▶ Data entries
-- Start --

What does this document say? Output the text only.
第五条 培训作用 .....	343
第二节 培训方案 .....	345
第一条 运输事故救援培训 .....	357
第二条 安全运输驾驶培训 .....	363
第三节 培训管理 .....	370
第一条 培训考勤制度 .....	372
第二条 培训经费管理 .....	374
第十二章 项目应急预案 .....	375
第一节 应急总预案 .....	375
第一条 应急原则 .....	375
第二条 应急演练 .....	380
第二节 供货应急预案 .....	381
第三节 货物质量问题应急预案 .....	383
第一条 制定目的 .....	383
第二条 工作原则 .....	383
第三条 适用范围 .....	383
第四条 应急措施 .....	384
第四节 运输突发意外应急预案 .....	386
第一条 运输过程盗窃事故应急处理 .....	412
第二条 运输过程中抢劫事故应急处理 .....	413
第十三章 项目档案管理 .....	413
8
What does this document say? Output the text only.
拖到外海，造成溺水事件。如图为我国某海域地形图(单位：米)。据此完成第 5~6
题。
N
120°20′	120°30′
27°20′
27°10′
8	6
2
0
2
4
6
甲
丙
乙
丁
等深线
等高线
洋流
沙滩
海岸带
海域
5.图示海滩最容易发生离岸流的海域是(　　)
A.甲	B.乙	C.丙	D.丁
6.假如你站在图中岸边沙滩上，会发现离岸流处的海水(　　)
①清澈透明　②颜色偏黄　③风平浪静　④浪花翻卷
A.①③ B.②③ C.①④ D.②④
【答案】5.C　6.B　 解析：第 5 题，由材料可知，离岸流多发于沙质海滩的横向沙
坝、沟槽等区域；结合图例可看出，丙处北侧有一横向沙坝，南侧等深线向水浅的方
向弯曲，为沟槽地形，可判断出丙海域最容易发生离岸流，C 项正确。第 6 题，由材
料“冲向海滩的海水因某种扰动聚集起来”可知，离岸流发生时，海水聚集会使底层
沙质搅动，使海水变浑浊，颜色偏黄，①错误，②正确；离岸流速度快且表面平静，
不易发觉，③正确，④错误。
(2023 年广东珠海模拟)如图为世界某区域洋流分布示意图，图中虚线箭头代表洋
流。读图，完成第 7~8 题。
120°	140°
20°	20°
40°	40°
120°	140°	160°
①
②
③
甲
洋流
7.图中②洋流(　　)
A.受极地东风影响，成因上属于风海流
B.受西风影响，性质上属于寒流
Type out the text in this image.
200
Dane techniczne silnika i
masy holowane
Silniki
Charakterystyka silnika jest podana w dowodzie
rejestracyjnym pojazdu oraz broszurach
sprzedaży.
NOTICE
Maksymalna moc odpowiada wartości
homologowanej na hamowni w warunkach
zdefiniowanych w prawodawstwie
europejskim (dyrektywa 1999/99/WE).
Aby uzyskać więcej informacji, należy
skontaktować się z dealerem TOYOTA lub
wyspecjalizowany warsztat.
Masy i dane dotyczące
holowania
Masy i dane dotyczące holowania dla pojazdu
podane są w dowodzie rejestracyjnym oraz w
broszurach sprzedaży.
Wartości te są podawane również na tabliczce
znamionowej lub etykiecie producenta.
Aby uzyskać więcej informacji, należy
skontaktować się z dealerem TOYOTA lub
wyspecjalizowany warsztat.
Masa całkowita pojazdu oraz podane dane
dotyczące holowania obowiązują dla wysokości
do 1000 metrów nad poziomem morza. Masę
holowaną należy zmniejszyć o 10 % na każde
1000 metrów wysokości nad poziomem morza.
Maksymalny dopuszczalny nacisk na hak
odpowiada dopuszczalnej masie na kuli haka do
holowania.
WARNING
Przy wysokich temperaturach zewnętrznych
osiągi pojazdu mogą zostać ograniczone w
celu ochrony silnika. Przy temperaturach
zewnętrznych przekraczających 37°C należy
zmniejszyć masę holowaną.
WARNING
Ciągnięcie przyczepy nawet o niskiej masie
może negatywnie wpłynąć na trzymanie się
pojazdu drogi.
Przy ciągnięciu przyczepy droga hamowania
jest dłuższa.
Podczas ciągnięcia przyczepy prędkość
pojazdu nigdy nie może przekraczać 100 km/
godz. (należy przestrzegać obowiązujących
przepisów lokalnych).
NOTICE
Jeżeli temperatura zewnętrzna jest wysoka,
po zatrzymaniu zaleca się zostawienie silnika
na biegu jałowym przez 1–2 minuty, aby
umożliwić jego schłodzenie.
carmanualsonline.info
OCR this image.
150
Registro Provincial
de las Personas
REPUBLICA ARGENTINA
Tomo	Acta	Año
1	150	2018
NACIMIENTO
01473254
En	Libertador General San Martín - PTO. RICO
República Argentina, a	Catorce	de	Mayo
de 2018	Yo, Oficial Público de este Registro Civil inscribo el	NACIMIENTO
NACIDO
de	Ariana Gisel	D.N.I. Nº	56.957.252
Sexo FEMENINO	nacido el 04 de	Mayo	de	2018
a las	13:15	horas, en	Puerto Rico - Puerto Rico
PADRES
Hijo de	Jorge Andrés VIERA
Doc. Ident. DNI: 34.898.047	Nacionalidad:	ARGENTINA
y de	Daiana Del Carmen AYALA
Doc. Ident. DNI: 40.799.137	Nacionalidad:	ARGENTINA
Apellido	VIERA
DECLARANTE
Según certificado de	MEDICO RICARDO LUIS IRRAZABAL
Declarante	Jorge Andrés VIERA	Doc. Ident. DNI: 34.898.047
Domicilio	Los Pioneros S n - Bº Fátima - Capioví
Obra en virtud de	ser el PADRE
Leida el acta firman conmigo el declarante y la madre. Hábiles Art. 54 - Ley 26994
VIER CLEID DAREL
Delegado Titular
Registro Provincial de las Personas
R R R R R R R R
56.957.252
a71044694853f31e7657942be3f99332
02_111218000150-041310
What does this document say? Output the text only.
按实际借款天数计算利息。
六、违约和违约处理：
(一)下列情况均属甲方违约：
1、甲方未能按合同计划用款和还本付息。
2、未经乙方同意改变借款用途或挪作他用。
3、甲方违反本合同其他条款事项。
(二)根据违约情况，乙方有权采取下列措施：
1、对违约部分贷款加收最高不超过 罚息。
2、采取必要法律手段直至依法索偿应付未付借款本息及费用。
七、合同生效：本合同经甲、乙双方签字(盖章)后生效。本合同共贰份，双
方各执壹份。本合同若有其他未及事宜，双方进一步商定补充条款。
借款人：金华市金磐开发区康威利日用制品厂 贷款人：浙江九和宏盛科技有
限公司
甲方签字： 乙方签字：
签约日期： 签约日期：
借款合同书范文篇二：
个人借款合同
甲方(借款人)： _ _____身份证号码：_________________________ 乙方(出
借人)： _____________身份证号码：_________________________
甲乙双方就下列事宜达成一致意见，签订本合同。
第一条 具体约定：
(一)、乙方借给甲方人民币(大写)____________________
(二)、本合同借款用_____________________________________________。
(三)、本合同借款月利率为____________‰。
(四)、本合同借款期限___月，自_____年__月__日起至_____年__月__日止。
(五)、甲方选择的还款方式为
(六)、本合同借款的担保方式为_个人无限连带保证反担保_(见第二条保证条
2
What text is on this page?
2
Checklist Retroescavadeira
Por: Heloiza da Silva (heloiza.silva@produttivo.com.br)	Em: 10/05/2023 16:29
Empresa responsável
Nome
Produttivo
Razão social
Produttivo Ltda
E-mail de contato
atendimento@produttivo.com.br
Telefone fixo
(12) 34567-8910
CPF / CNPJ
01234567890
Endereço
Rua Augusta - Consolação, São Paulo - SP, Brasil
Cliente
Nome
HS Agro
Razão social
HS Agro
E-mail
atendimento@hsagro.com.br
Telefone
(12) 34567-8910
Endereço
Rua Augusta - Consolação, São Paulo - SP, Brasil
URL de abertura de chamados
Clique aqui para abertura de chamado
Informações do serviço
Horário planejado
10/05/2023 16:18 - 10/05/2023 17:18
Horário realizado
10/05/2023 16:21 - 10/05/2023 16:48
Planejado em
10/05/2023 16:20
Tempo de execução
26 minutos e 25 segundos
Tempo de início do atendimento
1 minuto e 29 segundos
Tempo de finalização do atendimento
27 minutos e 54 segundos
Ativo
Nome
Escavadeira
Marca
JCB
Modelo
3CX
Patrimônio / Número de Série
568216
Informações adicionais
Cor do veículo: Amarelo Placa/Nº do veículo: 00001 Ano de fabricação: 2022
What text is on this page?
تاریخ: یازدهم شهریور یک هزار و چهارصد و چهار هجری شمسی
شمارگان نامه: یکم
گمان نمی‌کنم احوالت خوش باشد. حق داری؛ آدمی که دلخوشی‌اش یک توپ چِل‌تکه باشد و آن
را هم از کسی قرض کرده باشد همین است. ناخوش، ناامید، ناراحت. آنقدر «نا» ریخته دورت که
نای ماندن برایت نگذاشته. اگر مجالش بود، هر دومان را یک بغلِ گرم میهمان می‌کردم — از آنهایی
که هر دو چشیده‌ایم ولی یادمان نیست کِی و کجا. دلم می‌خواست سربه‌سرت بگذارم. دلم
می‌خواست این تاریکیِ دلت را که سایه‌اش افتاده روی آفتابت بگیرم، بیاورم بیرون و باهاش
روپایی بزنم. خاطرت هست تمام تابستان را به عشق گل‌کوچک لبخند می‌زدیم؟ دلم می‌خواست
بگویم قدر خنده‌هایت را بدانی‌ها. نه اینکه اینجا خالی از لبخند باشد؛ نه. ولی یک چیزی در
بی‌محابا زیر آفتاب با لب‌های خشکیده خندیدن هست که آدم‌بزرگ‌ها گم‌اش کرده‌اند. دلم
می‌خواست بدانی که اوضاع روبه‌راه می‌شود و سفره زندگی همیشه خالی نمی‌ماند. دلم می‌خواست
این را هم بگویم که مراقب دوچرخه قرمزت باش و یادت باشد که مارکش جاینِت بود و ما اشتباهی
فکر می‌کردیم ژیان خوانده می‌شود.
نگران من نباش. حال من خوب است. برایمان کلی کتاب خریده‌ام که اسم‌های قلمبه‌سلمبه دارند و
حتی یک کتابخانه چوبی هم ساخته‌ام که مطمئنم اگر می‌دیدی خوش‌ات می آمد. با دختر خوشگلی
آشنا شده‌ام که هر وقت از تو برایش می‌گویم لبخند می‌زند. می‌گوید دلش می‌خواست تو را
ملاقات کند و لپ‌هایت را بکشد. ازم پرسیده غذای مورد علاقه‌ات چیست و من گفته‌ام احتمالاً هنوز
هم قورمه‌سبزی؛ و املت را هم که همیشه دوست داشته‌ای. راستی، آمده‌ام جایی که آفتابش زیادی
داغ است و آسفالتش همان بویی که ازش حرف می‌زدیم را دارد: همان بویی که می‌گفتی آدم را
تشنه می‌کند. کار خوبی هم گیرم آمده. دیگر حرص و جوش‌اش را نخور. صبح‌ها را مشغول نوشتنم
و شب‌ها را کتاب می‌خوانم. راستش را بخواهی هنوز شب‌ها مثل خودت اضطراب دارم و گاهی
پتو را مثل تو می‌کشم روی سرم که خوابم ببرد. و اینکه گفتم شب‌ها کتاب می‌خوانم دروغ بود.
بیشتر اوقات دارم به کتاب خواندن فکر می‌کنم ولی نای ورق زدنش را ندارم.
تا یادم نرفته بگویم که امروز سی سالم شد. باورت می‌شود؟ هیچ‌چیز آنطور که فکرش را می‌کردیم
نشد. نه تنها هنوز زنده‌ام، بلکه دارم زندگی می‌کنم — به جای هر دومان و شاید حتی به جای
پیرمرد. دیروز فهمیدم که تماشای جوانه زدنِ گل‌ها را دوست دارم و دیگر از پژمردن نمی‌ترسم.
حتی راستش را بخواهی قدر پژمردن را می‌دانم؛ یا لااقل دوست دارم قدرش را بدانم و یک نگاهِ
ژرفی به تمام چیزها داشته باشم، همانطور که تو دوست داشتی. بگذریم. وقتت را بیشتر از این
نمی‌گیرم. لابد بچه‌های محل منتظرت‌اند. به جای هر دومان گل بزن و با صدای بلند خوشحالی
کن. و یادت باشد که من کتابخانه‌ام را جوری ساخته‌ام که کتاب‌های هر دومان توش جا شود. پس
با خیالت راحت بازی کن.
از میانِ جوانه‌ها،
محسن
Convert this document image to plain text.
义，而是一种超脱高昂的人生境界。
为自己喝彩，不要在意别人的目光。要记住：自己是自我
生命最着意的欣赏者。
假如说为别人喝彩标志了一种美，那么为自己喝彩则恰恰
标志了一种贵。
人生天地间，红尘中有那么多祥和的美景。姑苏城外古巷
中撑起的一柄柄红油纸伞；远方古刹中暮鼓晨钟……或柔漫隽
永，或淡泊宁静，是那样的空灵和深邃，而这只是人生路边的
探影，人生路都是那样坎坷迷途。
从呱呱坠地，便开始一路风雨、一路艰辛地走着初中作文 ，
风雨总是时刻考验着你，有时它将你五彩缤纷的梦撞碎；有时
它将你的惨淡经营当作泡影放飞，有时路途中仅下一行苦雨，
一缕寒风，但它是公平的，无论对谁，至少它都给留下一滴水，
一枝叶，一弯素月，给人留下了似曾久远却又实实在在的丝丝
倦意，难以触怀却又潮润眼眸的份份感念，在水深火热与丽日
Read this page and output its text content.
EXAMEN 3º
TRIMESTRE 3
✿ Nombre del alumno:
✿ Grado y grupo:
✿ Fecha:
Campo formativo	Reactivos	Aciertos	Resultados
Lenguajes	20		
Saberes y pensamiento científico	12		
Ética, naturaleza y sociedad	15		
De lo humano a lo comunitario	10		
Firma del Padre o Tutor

-- End --

▶ Problem to work on
Determine how many lines of the material include the string "dowodzie". Output only that count.

▶ Completed exercise
2